(Element region listings)
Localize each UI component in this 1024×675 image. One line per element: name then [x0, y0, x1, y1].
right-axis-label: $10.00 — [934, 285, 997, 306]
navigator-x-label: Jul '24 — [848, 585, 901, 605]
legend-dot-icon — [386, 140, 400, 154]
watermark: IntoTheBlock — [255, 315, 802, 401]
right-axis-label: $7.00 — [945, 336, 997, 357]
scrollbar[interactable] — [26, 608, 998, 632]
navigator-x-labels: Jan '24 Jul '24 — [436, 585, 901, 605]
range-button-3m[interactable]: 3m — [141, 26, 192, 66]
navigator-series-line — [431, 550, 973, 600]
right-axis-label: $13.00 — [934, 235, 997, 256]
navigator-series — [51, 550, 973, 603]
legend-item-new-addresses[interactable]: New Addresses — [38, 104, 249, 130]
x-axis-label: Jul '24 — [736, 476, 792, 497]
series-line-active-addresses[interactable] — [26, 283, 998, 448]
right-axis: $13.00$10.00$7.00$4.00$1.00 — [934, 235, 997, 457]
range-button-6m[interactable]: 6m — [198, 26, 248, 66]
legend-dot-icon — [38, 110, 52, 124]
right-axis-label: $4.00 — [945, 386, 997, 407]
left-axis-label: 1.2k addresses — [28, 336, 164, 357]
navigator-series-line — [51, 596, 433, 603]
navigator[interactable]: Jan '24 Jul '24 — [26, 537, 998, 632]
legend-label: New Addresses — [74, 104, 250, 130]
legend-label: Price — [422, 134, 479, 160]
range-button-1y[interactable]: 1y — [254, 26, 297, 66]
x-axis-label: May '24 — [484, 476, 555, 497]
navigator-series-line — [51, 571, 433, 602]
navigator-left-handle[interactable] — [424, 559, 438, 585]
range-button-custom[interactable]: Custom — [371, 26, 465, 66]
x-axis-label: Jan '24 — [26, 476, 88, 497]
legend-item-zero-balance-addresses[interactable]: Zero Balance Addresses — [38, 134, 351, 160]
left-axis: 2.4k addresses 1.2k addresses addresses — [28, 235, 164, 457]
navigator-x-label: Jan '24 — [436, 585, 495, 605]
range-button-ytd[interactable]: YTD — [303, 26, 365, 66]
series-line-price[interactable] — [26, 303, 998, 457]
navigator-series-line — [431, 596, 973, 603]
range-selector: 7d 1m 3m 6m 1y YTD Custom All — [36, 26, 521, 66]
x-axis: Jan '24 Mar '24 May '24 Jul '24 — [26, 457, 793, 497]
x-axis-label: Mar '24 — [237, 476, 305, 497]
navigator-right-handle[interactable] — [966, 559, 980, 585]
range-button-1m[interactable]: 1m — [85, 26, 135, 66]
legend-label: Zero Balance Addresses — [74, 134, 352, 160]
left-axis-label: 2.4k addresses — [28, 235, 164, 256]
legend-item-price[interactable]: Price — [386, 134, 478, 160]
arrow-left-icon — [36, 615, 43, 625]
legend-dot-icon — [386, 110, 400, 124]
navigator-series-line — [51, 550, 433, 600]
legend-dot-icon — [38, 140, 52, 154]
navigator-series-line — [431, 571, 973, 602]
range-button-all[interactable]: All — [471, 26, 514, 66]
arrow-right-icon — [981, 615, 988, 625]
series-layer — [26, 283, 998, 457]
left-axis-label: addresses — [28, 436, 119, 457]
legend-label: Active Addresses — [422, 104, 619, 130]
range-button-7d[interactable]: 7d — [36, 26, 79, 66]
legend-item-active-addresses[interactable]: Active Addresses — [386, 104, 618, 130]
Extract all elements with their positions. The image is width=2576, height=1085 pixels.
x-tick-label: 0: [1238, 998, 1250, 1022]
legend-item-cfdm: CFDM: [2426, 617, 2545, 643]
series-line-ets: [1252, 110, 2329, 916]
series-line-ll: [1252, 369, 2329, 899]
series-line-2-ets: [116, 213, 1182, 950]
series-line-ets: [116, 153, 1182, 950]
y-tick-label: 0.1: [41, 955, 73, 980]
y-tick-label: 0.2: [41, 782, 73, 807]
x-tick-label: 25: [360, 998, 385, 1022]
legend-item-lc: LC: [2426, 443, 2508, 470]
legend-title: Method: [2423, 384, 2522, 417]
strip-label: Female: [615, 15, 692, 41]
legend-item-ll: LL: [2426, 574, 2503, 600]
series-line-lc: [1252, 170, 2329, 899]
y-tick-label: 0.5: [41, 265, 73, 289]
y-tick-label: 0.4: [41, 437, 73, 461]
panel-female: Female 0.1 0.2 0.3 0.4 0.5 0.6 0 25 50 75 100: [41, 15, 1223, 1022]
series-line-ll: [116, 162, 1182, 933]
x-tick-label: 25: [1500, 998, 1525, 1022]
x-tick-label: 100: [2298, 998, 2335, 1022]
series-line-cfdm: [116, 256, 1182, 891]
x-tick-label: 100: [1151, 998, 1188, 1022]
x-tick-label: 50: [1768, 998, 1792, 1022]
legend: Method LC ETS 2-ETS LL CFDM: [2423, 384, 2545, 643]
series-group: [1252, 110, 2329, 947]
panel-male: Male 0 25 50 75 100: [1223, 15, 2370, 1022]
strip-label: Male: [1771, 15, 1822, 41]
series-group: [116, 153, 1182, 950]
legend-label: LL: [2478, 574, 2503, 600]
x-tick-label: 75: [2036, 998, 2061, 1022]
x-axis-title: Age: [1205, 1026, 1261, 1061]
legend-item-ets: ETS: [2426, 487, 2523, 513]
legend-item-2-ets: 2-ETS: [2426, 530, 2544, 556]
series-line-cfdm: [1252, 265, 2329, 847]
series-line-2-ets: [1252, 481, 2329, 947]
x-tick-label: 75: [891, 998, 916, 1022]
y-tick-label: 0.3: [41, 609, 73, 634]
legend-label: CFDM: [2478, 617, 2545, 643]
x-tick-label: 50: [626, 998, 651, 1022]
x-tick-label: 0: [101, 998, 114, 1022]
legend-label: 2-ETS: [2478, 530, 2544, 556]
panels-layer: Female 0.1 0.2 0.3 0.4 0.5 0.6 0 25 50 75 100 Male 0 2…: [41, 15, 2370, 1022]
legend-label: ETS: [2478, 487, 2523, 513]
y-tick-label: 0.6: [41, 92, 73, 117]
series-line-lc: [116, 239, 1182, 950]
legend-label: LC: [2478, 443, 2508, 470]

> **CHALLENGE**
Rewrite the material above, changing every "legend-label" to "legend-text" and leaving everything else as it is.

> **SOLUTION TO THIS EXERCISE**
Localize each UI component in this 1024×675 image. One line per element: name then [x0, y0, x1, y1].
right-axis-label: $10.00 — [934, 285, 997, 306]
navigator-x-label: Jul '24 — [848, 585, 901, 605]
legend-dot-icon — [386, 140, 400, 154]
watermark: IntoTheBlock — [255, 315, 802, 401]
right-axis-label: $7.00 — [945, 336, 997, 357]
scrollbar[interactable] — [26, 608, 998, 632]
navigator-x-labels: Jan '24 Jul '24 — [436, 585, 901, 605]
range-button-3m[interactable]: 3m — [141, 26, 192, 66]
navigator-series-line — [431, 550, 973, 600]
right-axis-label: $13.00 — [934, 235, 997, 256]
navigator-series — [51, 550, 973, 603]
legend-item-new-addresses[interactable]: New Addresses — [38, 104, 249, 130]
x-axis-label: Jul '24 — [736, 476, 792, 497]
series-line-active-addresses[interactable] — [26, 283, 998, 448]
right-axis: $13.00$10.00$7.00$4.00$1.00 — [934, 235, 997, 457]
range-button-6m[interactable]: 6m — [198, 26, 248, 66]
legend-dot-icon — [38, 110, 52, 124]
right-axis-label: $4.00 — [945, 386, 997, 407]
left-axis-label: 1.2k addresses — [28, 336, 164, 357]
navigator-series-line — [51, 596, 433, 603]
navigator[interactable]: Jan '24 Jul '24 — [26, 537, 998, 632]
legend-text: New Addresses — [74, 104, 250, 130]
legend-text: Price — [422, 134, 479, 160]
range-button-1y[interactable]: 1y — [254, 26, 297, 66]
x-axis-label: May '24 — [484, 476, 555, 497]
navigator-series-line — [51, 571, 433, 602]
navigator-left-handle[interactable] — [424, 559, 438, 585]
range-button-custom[interactable]: Custom — [371, 26, 465, 66]
x-axis-label: Jan '24 — [26, 476, 88, 497]
legend-item-zero-balance-addresses[interactable]: Zero Balance Addresses — [38, 134, 351, 160]
left-axis: 2.4k addresses 1.2k addresses addresses — [28, 235, 164, 457]
navigator-x-label: Jan '24 — [436, 585, 495, 605]
range-button-ytd[interactable]: YTD — [303, 26, 365, 66]
series-line-price[interactable] — [26, 303, 998, 457]
navigator-series-line — [431, 596, 973, 603]
range-selector: 7d 1m 3m 6m 1y YTD Custom All — [36, 26, 521, 66]
x-axis: Jan '24 Mar '24 May '24 Jul '24 — [26, 457, 793, 497]
x-axis-label: Mar '24 — [237, 476, 305, 497]
navigator-right-handle[interactable] — [966, 559, 980, 585]
range-button-1m[interactable]: 1m — [85, 26, 135, 66]
legend-text: Zero Balance Addresses — [74, 134, 352, 160]
left-axis-label: 2.4k addresses — [28, 235, 164, 256]
legend-item-price[interactable]: Price — [386, 134, 478, 160]
arrow-left-icon — [36, 615, 43, 625]
legend-dot-icon — [386, 110, 400, 124]
navigator-series-line — [51, 550, 433, 600]
legend-dot-icon — [38, 140, 52, 154]
navigator-series-line — [431, 571, 973, 602]
range-button-all[interactable]: All — [471, 26, 514, 66]
arrow-right-icon — [981, 615, 988, 625]
series-layer — [26, 283, 998, 457]
left-axis-label: addresses — [28, 436, 119, 457]
legend-text: Active Addresses — [422, 104, 619, 130]
range-button-7d[interactable]: 7d — [36, 26, 79, 66]
legend-item-active-addresses[interactable]: Active Addresses — [386, 104, 618, 130]
Extract all elements with their positions. The image is width=2576, height=1085 pixels.
x-tick-label: 0: [1238, 998, 1250, 1022]
legend-item-cfdm: CFDM: [2426, 617, 2545, 643]
series-line-ets: [1252, 110, 2329, 916]
series-line-ll: [1252, 369, 2329, 899]
series-line-2-ets: [116, 213, 1182, 950]
series-line-ets: [116, 153, 1182, 950]
y-tick-label: 0.1: [41, 955, 73, 980]
y-tick-label: 0.2: [41, 782, 73, 807]
x-tick-label: 25: [360, 998, 385, 1022]
legend-item-lc: LC: [2426, 443, 2508, 470]
legend-title: Method: [2423, 384, 2522, 417]
strip-label: Female: [615, 15, 692, 41]
legend-item-ll: LL: [2426, 574, 2503, 600]
series-line-lc: [1252, 170, 2329, 899]
y-tick-label: 0.5: [41, 265, 73, 289]
y-tick-label: 0.4: [41, 437, 73, 461]
panel-female: Female 0.1 0.2 0.3 0.4 0.5 0.6 0 25 50 75 100: [41, 15, 1223, 1022]
series-line-ll: [116, 162, 1182, 933]
x-tick-label: 25: [1500, 998, 1525, 1022]
x-tick-label: 100: [2298, 998, 2335, 1022]
series-line-cfdm: [116, 256, 1182, 891]
x-tick-label: 100: [1151, 998, 1188, 1022]
x-tick-label: 50: [1768, 998, 1792, 1022]
legend: Method LC ETS 2-ETS LL CFDM: [2423, 384, 2545, 643]
series-group: [1252, 110, 2329, 947]
panel-male: Male 0 25 50 75 100: [1223, 15, 2370, 1022]
strip-label: Male: [1771, 15, 1822, 41]
series-group: [116, 153, 1182, 950]
legend-text: LL: [2478, 574, 2503, 600]
x-tick-label: 75: [2036, 998, 2061, 1022]
x-axis-title: Age: [1205, 1026, 1261, 1061]
legend-item-ets: ETS: [2426, 487, 2523, 513]
legend-item-2-ets: 2-ETS: [2426, 530, 2544, 556]
series-line-cfdm: [1252, 265, 2329, 847]
series-line-2-ets: [1252, 481, 2329, 947]
x-tick-label: 75: [891, 998, 916, 1022]
y-tick-label: 0.3: [41, 609, 73, 634]
legend-text: CFDM: [2478, 617, 2545, 643]
x-tick-label: 50: [626, 998, 651, 1022]
x-tick-label: 0: [101, 998, 114, 1022]
legend-text: 2-ETS: [2478, 530, 2544, 556]
panels-layer: Female 0.1 0.2 0.3 0.4 0.5 0.6 0 25 50 75 100 Male 0 2…: [41, 15, 2370, 1022]
legend-text: ETS: [2478, 487, 2523, 513]
y-tick-label: 0.6: [41, 92, 73, 117]
series-line-lc: [116, 239, 1182, 950]
legend-text: LC: [2478, 443, 2508, 470]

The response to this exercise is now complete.